■ What you should do:
Your task is to transcribe all of the records exactly and leave out the pictures.

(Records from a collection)
--

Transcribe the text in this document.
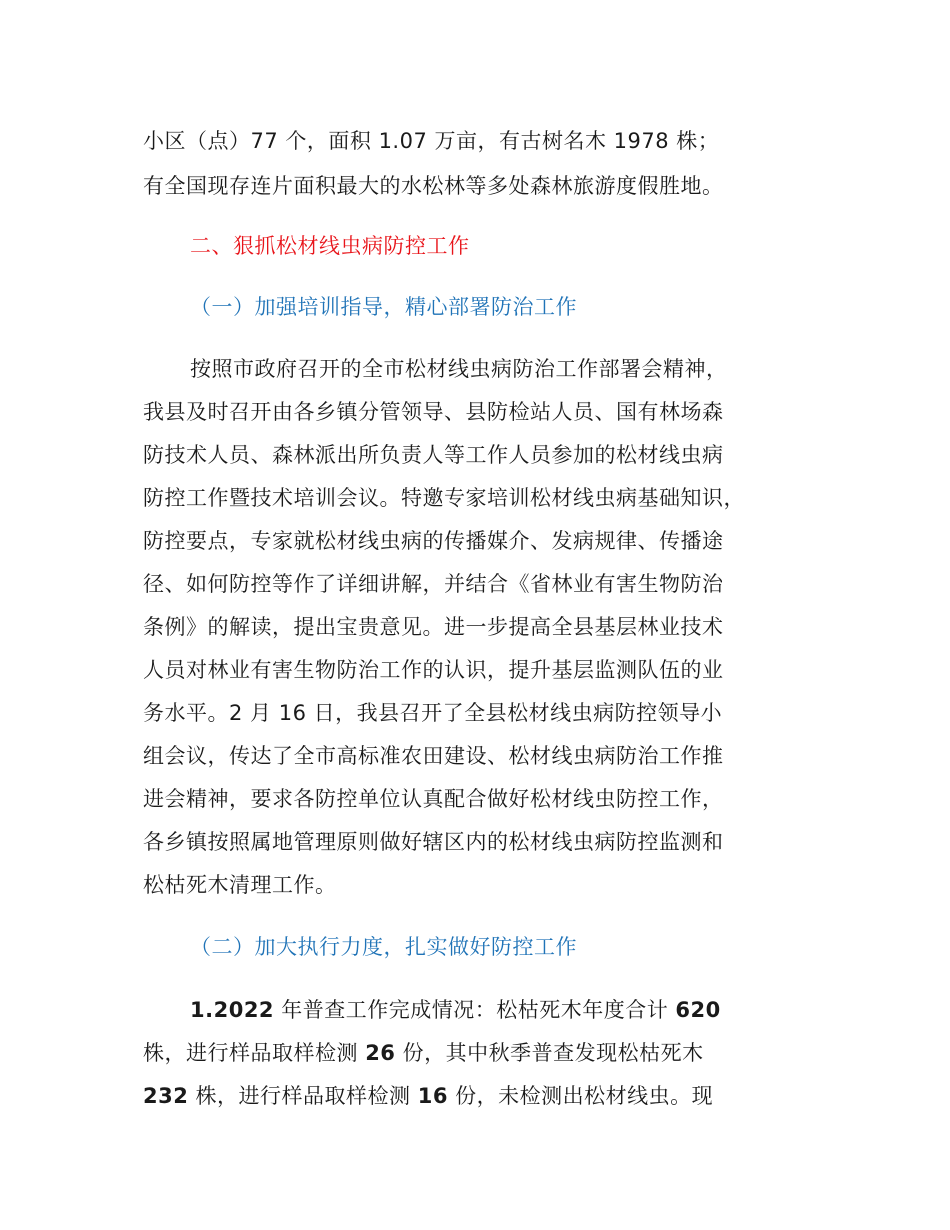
小区（点）77 个，面积 1.07 万亩，有古树名木 1978 株；
有全国现存连片面积最大的水松林等多处森林旅游度假胜地。
二、狠抓松材线虫病防控工作
（一）加强培训指导，精心部署防治工作
按照市政府召开的全市松材线虫病防治工作部署会精神，
我县及时召开由各乡镇分管领导、县防检站人员、国有林场森
防技术人员、森林派出所负责人等工作人员参加的松材线虫病
防控工作暨技术培训会议。特邀专家培训松材线虫病基础知识，
防控要点，专家就松材线虫病的传播媒介、发病规律、传播途
径、如何防控等作了详细讲解，并结合《省林业有害生物防治
条例》的解读，提出宝贵意见。进一步提高全县基层林业技术
人员对林业有害生物防治工作的认识，提升基层监测队伍的业
务水平。2 月 16 日，我县召开了全县松材线虫病防控领导小
组会议，传达了全市高标准农田建设、松材线虫病防治工作推
进会精神，要求各防控单位认真配合做好松材线虫防控工作，
各乡镇按照属地管理原则做好辖区内的松材线虫病防控监测和
松枯死木清理工作。
（二）加大执行力度，扎实做好防控工作
1.2022 年普查工作完成情况：松枯死木年度合计 620
株，进行样品取样检测 26 份，其中秋季普查发现松枯死木
232 株，进行样品取样检测 16 份，未检测出松材线虫。现
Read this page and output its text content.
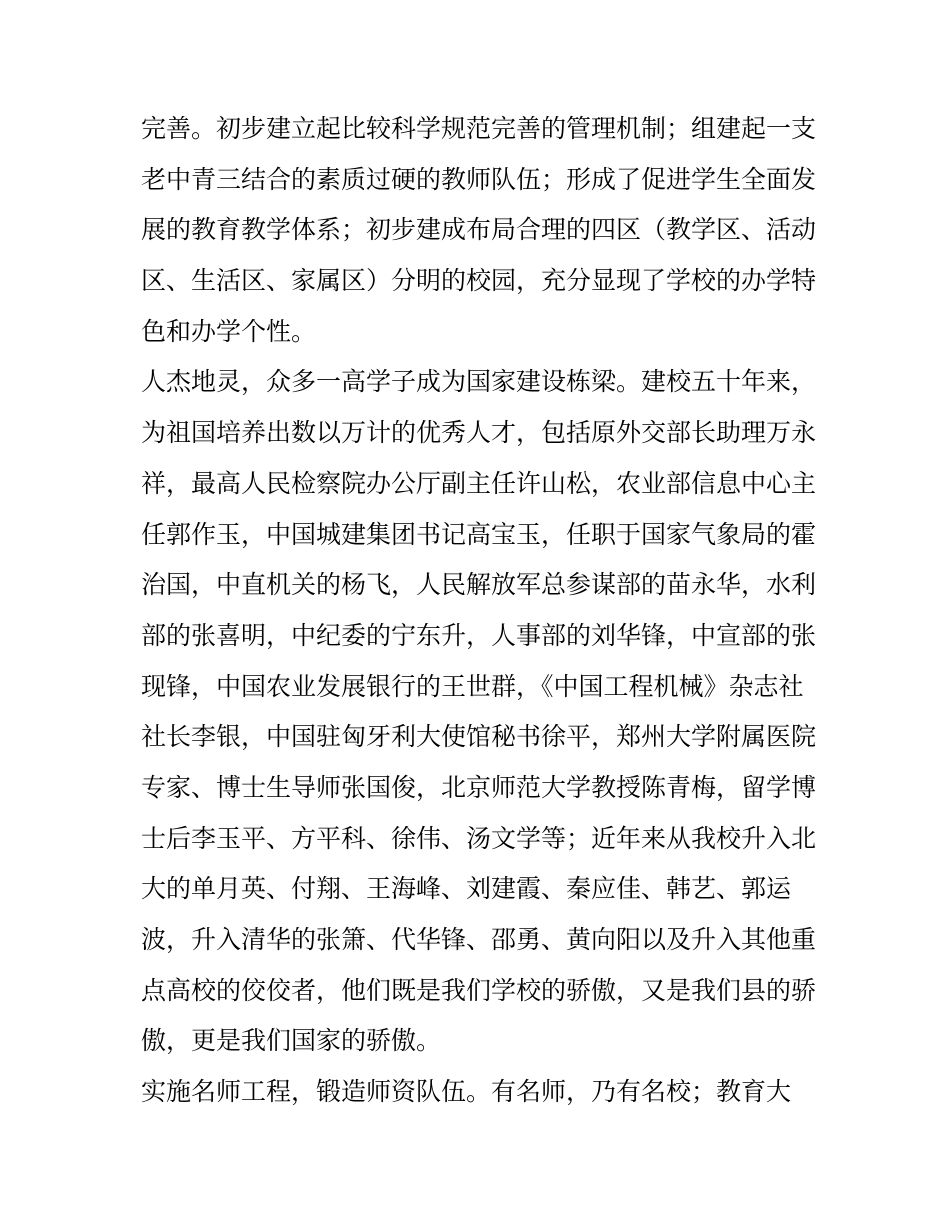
完善。初步建立起比较科学规范完善的管理机制；组建起一支
老中青三结合的素质过硬的教师队伍；形成了促进学生全面发
展的教育教学体系；初步建成布局合理的四区（教学区、活动
区、生活区、家属区）分明的校园，充分显现了学校的办学特
色和办学个性。
人杰地灵，众多一高学子成为国家建设栋梁。建校五十年来，
为祖国培养出数以万计的优秀人才，包括原外交部长助理万永
祥，最高人民检察院办公厅副主任许山松，农业部信息中心主
任郭作玉，中国城建集团书记高宝玉，任职于国家气象局的霍
治国，中直机关的杨飞，人民解放军总参谋部的苗永华，水利
部的张喜明，中纪委的宁东升，人事部的刘华锋，中宣部的张
现锋，中国农业发展银行的王世群，《中国工程机械》杂志社
社长李银，中国驻匈牙利大使馆秘书徐平，郑州大学附属医院
专家、博士生导师张国俊，北京师范大学教授陈青梅，留学博
士后李玉平、方平科、徐伟、汤文学等；近年来从我校升入北
大的单月英、付翔、王海峰、刘建霞、秦应佳、韩艺、郭运
波，升入清华的张箫、代华锋、邵勇、黄向阳以及升入其他重
点高校的佼佼者，他们既是我们学校的骄傲，又是我们县的骄
傲，更是我们国家的骄傲。
实施名师工程，锻造师资队伍。有名师，乃有名校；教育大
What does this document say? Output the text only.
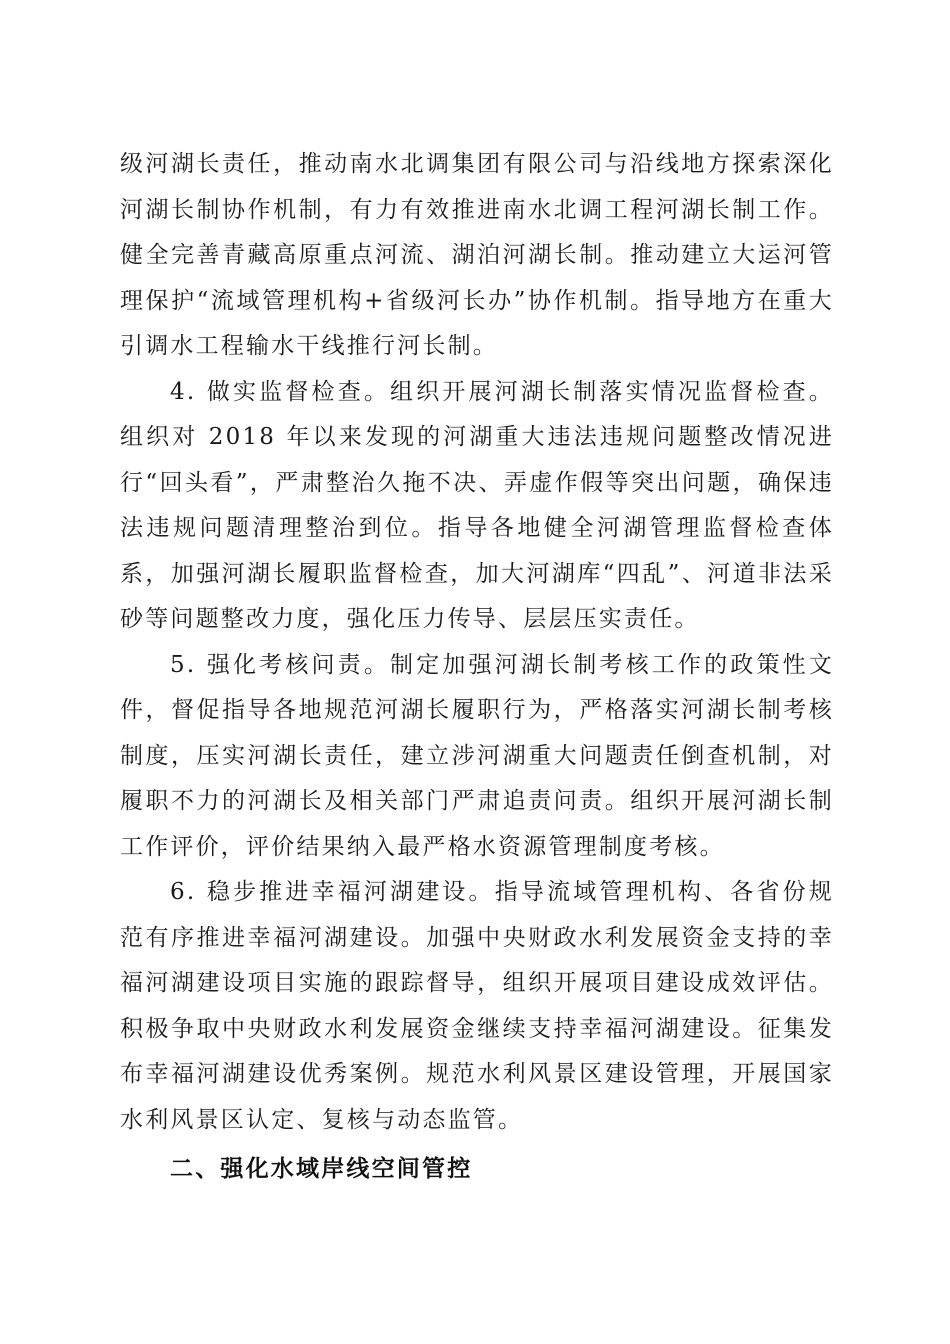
级河湖长责任，推动南水北调集团有限公司与沿线地方探索深化河湖长制协作机制，有力有效推进南水北调工程河湖长制工作。健全完善青藏高原重点河流、湖泊河湖长制。推动建立大运河管理保护“流域管理机构+省级河长办”协作机制。指导地方在重大引调水工程输水干线推行河长制。

4. 做实监督检查。组织开展河湖长制落实情况监督检查。组织对 2018 年以来发现的河湖重大违法违规问题整改情况进行“回头看”，严肃整治久拖不决、弄虚作假等突出问题，确保违法违规问题清理整治到位。指导各地健全河湖管理监督检查体系，加强河湖长履职监督检查，加大河湖库“四乱”、河道非法采砂等问题整改力度，强化压力传导、层层压实责任。

5. 强化考核问责。制定加强河湖长制考核工作的政策性文件，督促指导各地规范河湖长履职行为，严格落实河湖长制考核制度，压实河湖长责任，建立涉河湖重大问题责任倒查机制，对履职不力的河湖长及相关部门严肃追责问责。组织开展河湖长制工作评价，评价结果纳入最严格水资源管理制度考核。

6. 稳步推进幸福河湖建设。指导流域管理机构、各省份规范有序推进幸福河湖建设。加强中央财政水利发展资金支持的幸福河湖建设项目实施的跟踪督导，组织开展项目建设成效评估。积极争取中央财政水利发展资金继续支持幸福河湖建设。征集发布幸福河湖建设优秀案例。规范水利风景区建设管理，开展国家水利风景区认定、复核与动态监管。

二、强化水域岸线空间管控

--

■ Written answer:
Transcribe the text in this document.
小区（点）77 个，面积 1.07 万亩，有古树名木 1978 株；
有全国现存连片面积最大的水松林等多处森林旅游度假胜地。
二、狠抓松材线虫病防控工作
（一）加强培训指导，精心部署防治工作
按照市政府召开的全市松材线虫病防治工作部署会精神，
我县及时召开由各乡镇分管领导、县防检站人员、国有林场森
防技术人员、森林派出所负责人等工作人员参加的松材线虫病
防控工作暨技术培训会议。特邀专家培训松材线虫病基础知识，
防控要点，专家就松材线虫病的传播媒介、发病规律、传播途
径、如何防控等作了详细讲解，并结合《省林业有害生物防治
条例》的解读，提出宝贵意见。进一步提高全县基层林业技术
人员对林业有害生物防治工作的认识，提升基层监测队伍的业
务水平。2 月 16 日，我县召开了全县松材线虫病防控领导小
组会议，传达了全市高标准农田建设、松材线虫病防治工作推
进会精神，要求各防控单位认真配合做好松材线虫防控工作，
各乡镇按照属地管理原则做好辖区内的松材线虫病防控监测和
松枯死木清理工作。
（二）加大执行力度，扎实做好防控工作
1.2022 年普查工作完成情况：松枯死木年度合计 620
株，进行样品取样检测 26 份，其中秋季普查发现松枯死木
232 株，进行样品取样检测 16 份，未检测出松材线虫。现
Read this page and output its text content.
完善。初步建立起比较科学规范完善的管理机制；组建起一支
老中青三结合的素质过硬的教师队伍；形成了促进学生全面发
展的教育教学体系；初步建成布局合理的四区（教学区、活动
区、生活区、家属区）分明的校园，充分显现了学校的办学特
色和办学个性。
人杰地灵，众多一高学子成为国家建设栋梁。建校五十年来，
为祖国培养出数以万计的优秀人才，包括原外交部长助理万永
祥，最高人民检察院办公厅副主任许山松，农业部信息中心主
任郭作玉，中国城建集团书记高宝玉，任职于国家气象局的霍
治国，中直机关的杨飞，人民解放军总参谋部的苗永华，水利
部的张喜明，中纪委的宁东升，人事部的刘华锋，中宣部的张
现锋，中国农业发展银行的王世群，《中国工程机械》杂志社
社长李银，中国驻匈牙利大使馆秘书徐平，郑州大学附属医院
专家、博士生导师张国俊，北京师范大学教授陈青梅，留学博
士后李玉平、方平科、徐伟、汤文学等；近年来从我校升入北
大的单月英、付翔、王海峰、刘建霞、秦应佳、韩艺、郭运
波，升入清华的张箫、代华锋、邵勇、黄向阳以及升入其他重
点高校的佼佼者，他们既是我们学校的骄傲，又是我们县的骄
傲，更是我们国家的骄傲。
实施名师工程，锻造师资队伍。有名师，乃有名校；教育大
What does this document say? Output the text only.
级河湖长责任，推动南水北调集团有限公司与沿线地方探索深化河湖长制协作机制，有力有效推进南水北调工程河湖长制工作。健全完善青藏高原重点河流、湖泊河湖长制。推动建立大运河管理保护“流域管理机构+省级河长办”协作机制。指导地方在重大引调水工程输水干线推行河长制。

4. 做实监督检查。组织开展河湖长制落实情况监督检查。组织对 2018 年以来发现的河湖重大违法违规问题整改情况进行“回头看”，严肃整治久拖不决、弄虚作假等突出问题，确保违法违规问题清理整治到位。指导各地健全河湖管理监督检查体系，加强河湖长履职监督检查，加大河湖库“四乱”、河道非法采砂等问题整改力度，强化压力传导、层层压实责任。

5. 强化考核问责。制定加强河湖长制考核工作的政策性文件，督促指导各地规范河湖长履职行为，严格落实河湖长制考核制度，压实河湖长责任，建立涉河湖重大问题责任倒查机制，对履职不力的河湖长及相关部门严肃追责问责。组织开展河湖长制工作评价，评价结果纳入最严格水资源管理制度考核。

6. 稳步推进幸福河湖建设。指导流域管理机构、各省份规范有序推进幸福河湖建设。加强中央财政水利发展资金支持的幸福河湖建设项目实施的跟踪督导，组织开展项目建设成效评估。积极争取中央财政水利发展资金继续支持幸福河湖建设。征集发布幸福河湖建设优秀案例。规范水利风景区建设管理，开展国家水利风景区认定、复核与动态监管。

二、强化水域岸线空间管控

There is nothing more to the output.